PROVIDED DATA |
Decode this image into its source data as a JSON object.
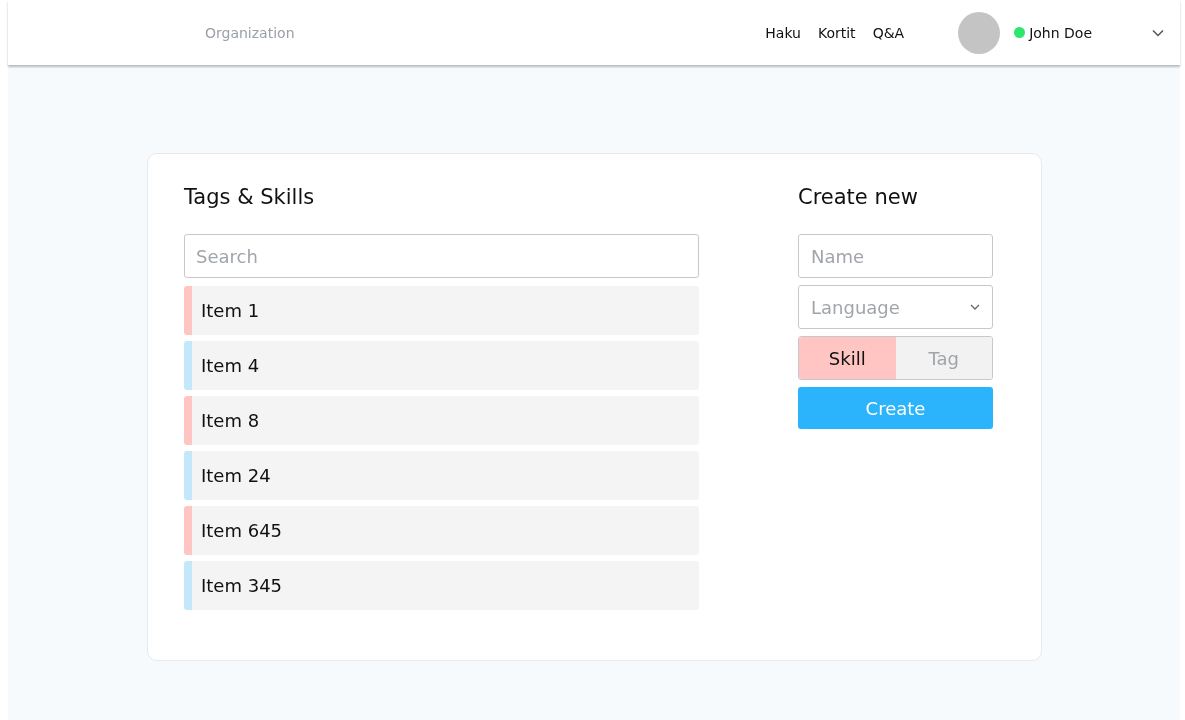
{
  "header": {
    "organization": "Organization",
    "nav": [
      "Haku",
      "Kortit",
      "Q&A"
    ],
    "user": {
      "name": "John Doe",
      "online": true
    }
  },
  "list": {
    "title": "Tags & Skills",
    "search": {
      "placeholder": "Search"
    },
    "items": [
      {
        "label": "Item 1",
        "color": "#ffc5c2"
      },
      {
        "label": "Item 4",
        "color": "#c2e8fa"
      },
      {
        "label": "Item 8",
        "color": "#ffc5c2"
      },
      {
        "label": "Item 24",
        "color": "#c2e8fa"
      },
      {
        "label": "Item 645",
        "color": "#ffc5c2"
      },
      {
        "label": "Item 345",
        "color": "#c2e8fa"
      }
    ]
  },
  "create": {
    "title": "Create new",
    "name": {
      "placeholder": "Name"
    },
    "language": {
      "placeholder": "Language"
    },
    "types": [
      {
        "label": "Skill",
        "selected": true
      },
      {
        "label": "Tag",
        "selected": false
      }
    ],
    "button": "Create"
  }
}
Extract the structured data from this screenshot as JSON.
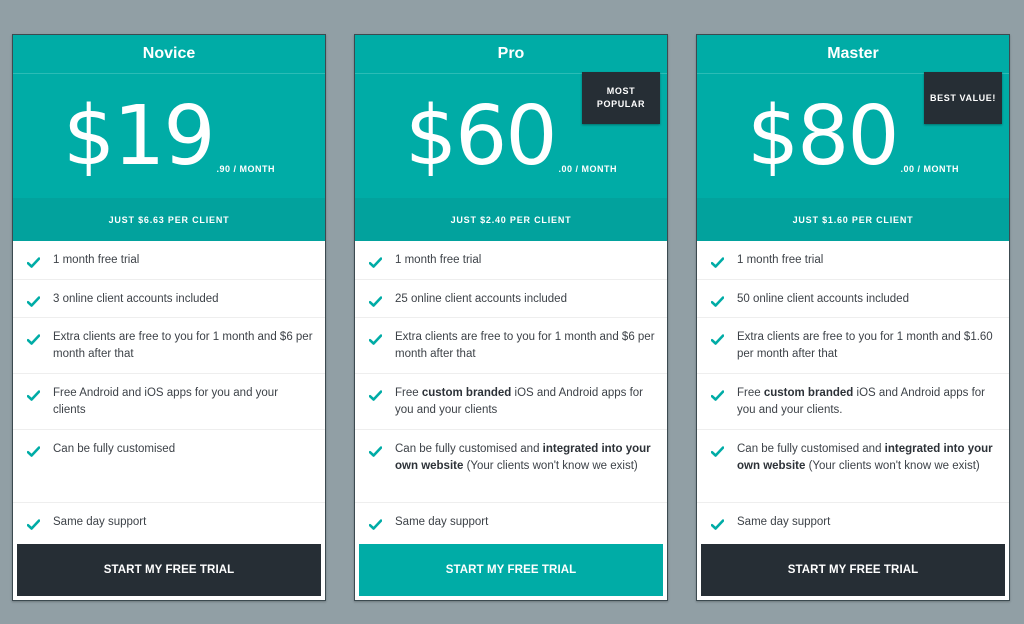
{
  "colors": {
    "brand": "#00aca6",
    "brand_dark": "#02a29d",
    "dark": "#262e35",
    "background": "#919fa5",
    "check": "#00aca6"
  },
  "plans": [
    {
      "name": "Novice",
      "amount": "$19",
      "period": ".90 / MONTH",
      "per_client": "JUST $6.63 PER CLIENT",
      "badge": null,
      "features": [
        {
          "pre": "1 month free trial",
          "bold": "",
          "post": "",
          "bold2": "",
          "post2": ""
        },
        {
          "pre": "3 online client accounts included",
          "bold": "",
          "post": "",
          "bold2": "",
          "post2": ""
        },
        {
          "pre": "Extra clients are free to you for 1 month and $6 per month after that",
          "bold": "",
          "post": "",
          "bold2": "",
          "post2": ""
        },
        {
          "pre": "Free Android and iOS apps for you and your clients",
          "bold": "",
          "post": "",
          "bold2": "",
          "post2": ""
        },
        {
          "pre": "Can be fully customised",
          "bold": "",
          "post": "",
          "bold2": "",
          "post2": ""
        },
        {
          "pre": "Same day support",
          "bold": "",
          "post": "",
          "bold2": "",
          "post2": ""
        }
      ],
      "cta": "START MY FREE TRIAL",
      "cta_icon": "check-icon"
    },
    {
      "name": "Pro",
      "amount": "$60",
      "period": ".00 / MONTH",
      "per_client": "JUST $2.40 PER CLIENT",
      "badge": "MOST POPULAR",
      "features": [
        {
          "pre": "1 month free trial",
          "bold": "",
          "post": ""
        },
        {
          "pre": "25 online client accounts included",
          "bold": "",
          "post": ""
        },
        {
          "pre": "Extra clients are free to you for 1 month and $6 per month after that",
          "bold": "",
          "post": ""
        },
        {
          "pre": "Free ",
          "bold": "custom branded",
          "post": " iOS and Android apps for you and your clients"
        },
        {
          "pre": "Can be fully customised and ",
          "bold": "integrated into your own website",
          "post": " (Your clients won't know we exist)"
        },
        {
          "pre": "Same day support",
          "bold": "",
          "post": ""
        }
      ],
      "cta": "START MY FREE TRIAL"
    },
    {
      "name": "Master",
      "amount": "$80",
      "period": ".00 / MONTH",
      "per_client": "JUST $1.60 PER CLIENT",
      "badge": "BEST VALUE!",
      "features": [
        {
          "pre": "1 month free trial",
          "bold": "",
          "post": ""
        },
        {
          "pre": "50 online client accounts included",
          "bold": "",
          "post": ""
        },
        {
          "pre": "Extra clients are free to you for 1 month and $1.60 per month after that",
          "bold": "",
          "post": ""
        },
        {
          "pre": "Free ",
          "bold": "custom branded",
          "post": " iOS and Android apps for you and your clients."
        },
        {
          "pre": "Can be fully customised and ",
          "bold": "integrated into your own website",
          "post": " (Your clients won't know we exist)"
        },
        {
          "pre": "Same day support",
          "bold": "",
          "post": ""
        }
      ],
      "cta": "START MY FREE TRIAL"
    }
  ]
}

WRITTEN TASK |
Count each line with "clients" in it and report that figure by itself.

ANSWER FOR THIS EXERCISE |
8